• [WORK INSTRUCTIONS]
• A. Which years does the book review of The Hunt for Red October mention? List them all.
• B. Write out the listing from its first line up to and including the line with "button[interactable]: Message xyxy=(131,144,144,156)", with every "staticText" swapped for "text label" and everything else left the same.

• [TEXT EXCERPT]
━━━━
The book is The Hunt for Red October by Tom Clancy. It was first published by the Naval Institute Press in 1985. I read the 2010 mass market paperback edition. I read it in March of 2025.
The title is the plot of the story. A soviet submarine called the Red October goes missing and both the soviets and the Americans are looking for it in the ocean.
I read this because I want to read more thrillers and I thought why not start with the mack daddy of military/spy thrillers, Tom Clancy. That claim may be disputed but he’s the godfather of thrillers as far as I know. I want to read more popular fiction.
This is Clancy’s first novel and it’s a Jack Ryan novel. Lauren and I watched the Jack Ryan TV show and loved it. We watched The Hunt for Red October movie starring Alec Baldwin. I basically had Alec Baldwin in my head picturing Jack Ryan.
Clancy was a patriot. This book is very pro America and anti-communist. But Clancy also shows the Russian people in a very generous light. The Red October goes missing because the captain Marko Aleksandrovich Ramius is defecting to America with his officers. He never believed in communism despite rising through the soviet ranks to become a military elite. But the final straw was when a drunk communist doctor (who gets paid as much as a teacher) botched an operation on his wife and she died. So he takes the sub and defects to America.
Clancy sees the humanity in the soviet people and their longing to be free. The catalyst for captain Ramius liberation was his Roman Catholic grandmother who secretly had him baptized. She told him religious stories and it stuck with him.
“but she did manage to have him baptized a Roman Catholic soon after his father had deposited him with her. She never told Marko about this. The risk would have been too great. Roman Catholicism had been brutally suppressed in the Baltic states. It was a religion, and as he grew older Marko learned that Marxism-Leninism was a jealous god, tolerating no competing loyalties.” (p41)
This is fascinating from Clancy. It was also great to find out that Jack Ryan is a Christian or at least believes in God.
“You are be-believer?” Borodin asked.
“Yeah, sure.” Ryan should not have been surprised by the question. “Hell, you gotta believe in something.” “And why is that, Commander Ryan?” Borodin was examining the Pogy through oversized night glasses.
Ryan wondered how to answer. “Well, because if you don’t, what’s the point of life? That would mean Sartre and Camus and all those characters were right-all is chaos, life has no meaning. I refuse to believe that. If you want a better answer, I know a couple priests who’d be glad to talk to you.”
Borodin did not respond. He spoke an order into the bridge microphone, and they altered course a few degrees to starboard.” (p494)
This is an insight into Clancy’s patriotic Christianity. It used to be simple. To be American pretty much meant to be Christian. If you went to another country and they knew you were American they could also safely assume that you were a Christian. That’s no longer the case. When someone hears that you’re American they probably assume you are an idiot. Who knows. I’ve only been out of the country once and it was to China. They think all American’s are geniuses and rich and beautiful.
━━━━
• [DATA FOR PROCESSING]
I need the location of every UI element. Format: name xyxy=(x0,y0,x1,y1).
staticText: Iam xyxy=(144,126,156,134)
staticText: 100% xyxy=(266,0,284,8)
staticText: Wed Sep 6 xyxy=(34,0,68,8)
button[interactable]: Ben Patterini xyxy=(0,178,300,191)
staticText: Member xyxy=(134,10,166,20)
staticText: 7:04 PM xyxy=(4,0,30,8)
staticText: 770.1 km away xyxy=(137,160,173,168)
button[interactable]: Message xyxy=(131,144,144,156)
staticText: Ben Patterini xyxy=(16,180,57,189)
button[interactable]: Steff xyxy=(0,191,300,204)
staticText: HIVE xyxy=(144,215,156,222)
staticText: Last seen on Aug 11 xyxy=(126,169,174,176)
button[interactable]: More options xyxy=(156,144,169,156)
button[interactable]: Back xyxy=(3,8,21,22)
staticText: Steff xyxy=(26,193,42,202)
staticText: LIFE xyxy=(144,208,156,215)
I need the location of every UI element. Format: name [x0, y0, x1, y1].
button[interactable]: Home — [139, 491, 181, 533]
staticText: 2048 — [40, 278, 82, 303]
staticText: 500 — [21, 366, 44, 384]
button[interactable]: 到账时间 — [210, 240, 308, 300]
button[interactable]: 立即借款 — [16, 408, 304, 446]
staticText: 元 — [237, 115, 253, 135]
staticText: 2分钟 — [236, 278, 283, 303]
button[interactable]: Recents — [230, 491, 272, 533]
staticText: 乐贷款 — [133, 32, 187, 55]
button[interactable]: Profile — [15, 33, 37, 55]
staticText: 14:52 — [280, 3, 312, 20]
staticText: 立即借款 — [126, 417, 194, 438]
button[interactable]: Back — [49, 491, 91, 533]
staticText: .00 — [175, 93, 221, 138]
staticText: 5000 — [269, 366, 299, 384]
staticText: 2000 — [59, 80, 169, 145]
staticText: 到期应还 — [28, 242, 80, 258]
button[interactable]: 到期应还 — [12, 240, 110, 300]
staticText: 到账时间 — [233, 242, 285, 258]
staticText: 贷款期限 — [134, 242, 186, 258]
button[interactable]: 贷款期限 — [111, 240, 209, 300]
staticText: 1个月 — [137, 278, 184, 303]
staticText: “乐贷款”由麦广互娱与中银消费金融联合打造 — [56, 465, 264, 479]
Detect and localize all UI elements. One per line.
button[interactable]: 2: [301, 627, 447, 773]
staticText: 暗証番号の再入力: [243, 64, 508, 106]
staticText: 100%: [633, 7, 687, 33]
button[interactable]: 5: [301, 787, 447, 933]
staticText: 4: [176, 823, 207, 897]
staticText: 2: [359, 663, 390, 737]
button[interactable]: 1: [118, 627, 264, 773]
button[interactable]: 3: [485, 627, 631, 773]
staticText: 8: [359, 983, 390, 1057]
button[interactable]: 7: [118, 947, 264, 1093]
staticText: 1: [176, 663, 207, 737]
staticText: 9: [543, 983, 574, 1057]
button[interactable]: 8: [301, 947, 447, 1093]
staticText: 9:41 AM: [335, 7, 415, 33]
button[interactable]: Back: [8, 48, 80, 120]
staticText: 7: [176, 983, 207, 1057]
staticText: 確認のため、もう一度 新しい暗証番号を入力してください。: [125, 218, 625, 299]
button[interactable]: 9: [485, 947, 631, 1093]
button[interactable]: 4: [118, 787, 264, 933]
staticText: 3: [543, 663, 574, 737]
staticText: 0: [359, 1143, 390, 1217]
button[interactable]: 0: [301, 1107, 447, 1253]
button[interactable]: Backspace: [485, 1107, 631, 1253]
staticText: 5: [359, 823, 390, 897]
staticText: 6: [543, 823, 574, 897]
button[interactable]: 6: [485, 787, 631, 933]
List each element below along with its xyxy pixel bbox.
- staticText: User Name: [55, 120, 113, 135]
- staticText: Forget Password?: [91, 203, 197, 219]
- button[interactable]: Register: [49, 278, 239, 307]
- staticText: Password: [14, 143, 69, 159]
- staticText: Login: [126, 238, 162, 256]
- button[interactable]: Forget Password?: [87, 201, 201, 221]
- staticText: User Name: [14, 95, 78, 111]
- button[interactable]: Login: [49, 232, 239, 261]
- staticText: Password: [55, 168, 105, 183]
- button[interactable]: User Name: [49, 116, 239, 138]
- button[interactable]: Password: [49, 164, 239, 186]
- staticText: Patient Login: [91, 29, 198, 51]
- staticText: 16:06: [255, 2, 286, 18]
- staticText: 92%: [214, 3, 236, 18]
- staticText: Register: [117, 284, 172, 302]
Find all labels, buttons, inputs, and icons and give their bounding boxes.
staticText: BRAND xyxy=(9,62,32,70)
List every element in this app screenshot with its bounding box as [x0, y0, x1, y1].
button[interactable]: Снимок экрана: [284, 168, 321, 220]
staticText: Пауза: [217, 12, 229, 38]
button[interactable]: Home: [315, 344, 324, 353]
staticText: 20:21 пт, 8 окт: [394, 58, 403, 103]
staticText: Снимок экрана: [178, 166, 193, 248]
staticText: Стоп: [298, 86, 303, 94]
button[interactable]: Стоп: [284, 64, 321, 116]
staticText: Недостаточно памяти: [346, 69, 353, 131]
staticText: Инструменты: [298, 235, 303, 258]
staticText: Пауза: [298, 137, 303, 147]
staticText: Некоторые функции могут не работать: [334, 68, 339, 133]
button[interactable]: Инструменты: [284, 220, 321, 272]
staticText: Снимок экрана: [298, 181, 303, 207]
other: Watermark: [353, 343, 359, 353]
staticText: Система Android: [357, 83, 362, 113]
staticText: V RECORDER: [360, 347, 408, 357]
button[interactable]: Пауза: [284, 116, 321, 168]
━━━━
• [SOLUTIONS BY TASK]
• A. 1985, 2010, 2025

• B.
I need the location of every UI element. Format: name xyxy=(x0,y0,x1,y1).
text label: Iam xyxy=(144,126,156,134)
text label: 100% xyxy=(266,0,284,8)
text label: Wed Sep 6 xyxy=(34,0,68,8)
button[interactable]: Ben Patterini xyxy=(0,178,300,191)
text label: Member xyxy=(134,10,166,20)
text label: 7:04 PM xyxy=(4,0,30,8)
text label: 770.1 km away xyxy=(137,160,173,168)
button[interactable]: Message xyxy=(131,144,144,156)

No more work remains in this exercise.